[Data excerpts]
* * * *

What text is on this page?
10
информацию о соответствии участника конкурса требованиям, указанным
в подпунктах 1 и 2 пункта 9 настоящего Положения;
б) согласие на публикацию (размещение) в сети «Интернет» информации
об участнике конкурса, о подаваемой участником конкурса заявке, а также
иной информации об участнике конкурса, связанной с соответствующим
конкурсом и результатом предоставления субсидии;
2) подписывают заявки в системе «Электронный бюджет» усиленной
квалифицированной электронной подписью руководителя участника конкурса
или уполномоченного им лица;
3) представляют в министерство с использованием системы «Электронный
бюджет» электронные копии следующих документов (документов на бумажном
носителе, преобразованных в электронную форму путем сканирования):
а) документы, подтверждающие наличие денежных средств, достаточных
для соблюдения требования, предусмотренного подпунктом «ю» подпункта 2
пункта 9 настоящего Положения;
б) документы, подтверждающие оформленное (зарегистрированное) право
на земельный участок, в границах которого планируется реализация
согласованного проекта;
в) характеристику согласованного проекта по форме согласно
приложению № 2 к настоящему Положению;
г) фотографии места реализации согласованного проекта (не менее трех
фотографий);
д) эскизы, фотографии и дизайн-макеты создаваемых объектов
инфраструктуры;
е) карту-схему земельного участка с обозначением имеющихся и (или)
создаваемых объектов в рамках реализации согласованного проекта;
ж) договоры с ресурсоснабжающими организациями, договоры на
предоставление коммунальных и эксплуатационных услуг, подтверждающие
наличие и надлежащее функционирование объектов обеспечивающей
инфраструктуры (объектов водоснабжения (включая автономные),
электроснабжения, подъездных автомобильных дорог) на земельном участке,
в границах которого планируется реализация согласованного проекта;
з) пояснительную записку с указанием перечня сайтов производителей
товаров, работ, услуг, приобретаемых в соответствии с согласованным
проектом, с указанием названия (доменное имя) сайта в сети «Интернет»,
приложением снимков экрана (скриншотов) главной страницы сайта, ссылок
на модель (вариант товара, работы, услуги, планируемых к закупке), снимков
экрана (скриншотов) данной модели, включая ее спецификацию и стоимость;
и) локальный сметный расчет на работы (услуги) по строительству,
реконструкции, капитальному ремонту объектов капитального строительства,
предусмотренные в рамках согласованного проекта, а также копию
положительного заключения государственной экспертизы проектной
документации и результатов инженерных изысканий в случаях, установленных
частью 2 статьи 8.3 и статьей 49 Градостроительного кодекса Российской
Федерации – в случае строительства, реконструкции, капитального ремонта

* * * *

Return the full listing, character for character.

▸ **Result of this exercise**:
What text is on this page?
10
информацию о соответствии участника конкурса требованиям, указанным
в подпунктах 1 и 2 пункта 9 настоящего Положения;
б) согласие на публикацию (размещение) в сети «Интернет» информации
об участнике конкурса, о подаваемой участником конкурса заявке, а также
иной информации об участнике конкурса, связанной с соответствующим
конкурсом и результатом предоставления субсидии;
2) подписывают заявки в системе «Электронный бюджет» усиленной
квалифицированной электронной подписью руководителя участника конкурса
или уполномоченного им лица;
3) представляют в министерство с использованием системы «Электронный
бюджет» электронные копии следующих документов (документов на бумажном
носителе, преобразованных в электронную форму путем сканирования):
а) документы, подтверждающие наличие денежных средств, достаточных
для соблюдения требования, предусмотренного подпунктом «ю» подпункта 2
пункта 9 настоящего Положения;
б) документы, подтверждающие оформленное (зарегистрированное) право
на земельный участок, в границах которого планируется реализация
согласованного проекта;
в) характеристику согласованного проекта по форме согласно
приложению № 2 к настоящему Положению;
г) фотографии места реализации согласованного проекта (не менее трех
фотографий);
д) эскизы, фотографии и дизайн-макеты создаваемых объектов
инфраструктуры;
е) карту-схему земельного участка с обозначением имеющихся и (или)
создаваемых объектов в рамках реализации согласованного проекта;
ж) договоры с ресурсоснабжающими организациями, договоры на
предоставление коммунальных и эксплуатационных услуг, подтверждающие
наличие и надлежащее функционирование объектов обеспечивающей
инфраструктуры (объектов водоснабжения (включая автономные),
электроснабжения, подъездных автомобильных дорог) на земельном участке,
в границах которого планируется реализация согласованного проекта;
з) пояснительную записку с указанием перечня сайтов производителей
товаров, работ, услуг, приобретаемых в соответствии с согласованным
проектом, с указанием названия (доменное имя) сайта в сети «Интернет»,
приложением снимков экрана (скриншотов) главной страницы сайта, ссылок
на модель (вариант товара, работы, услуги, планируемых к закупке), снимков
экрана (скриншотов) данной модели, включая ее спецификацию и стоимость;
и) локальный сметный расчет на работы (услуги) по строительству,
реконструкции, капитальному ремонту объектов капитального строительства,
предусмотренные в рамках согласованного проекта, а также копию
положительного заключения государственной экспертизы проектной
документации и результатов инженерных изысканий в случаях, установленных
частью 2 статьи 8.3 и статьей 49 Градостроительного кодекса Российской
Федерации – в случае строительства, реконструкции, капитального ремонта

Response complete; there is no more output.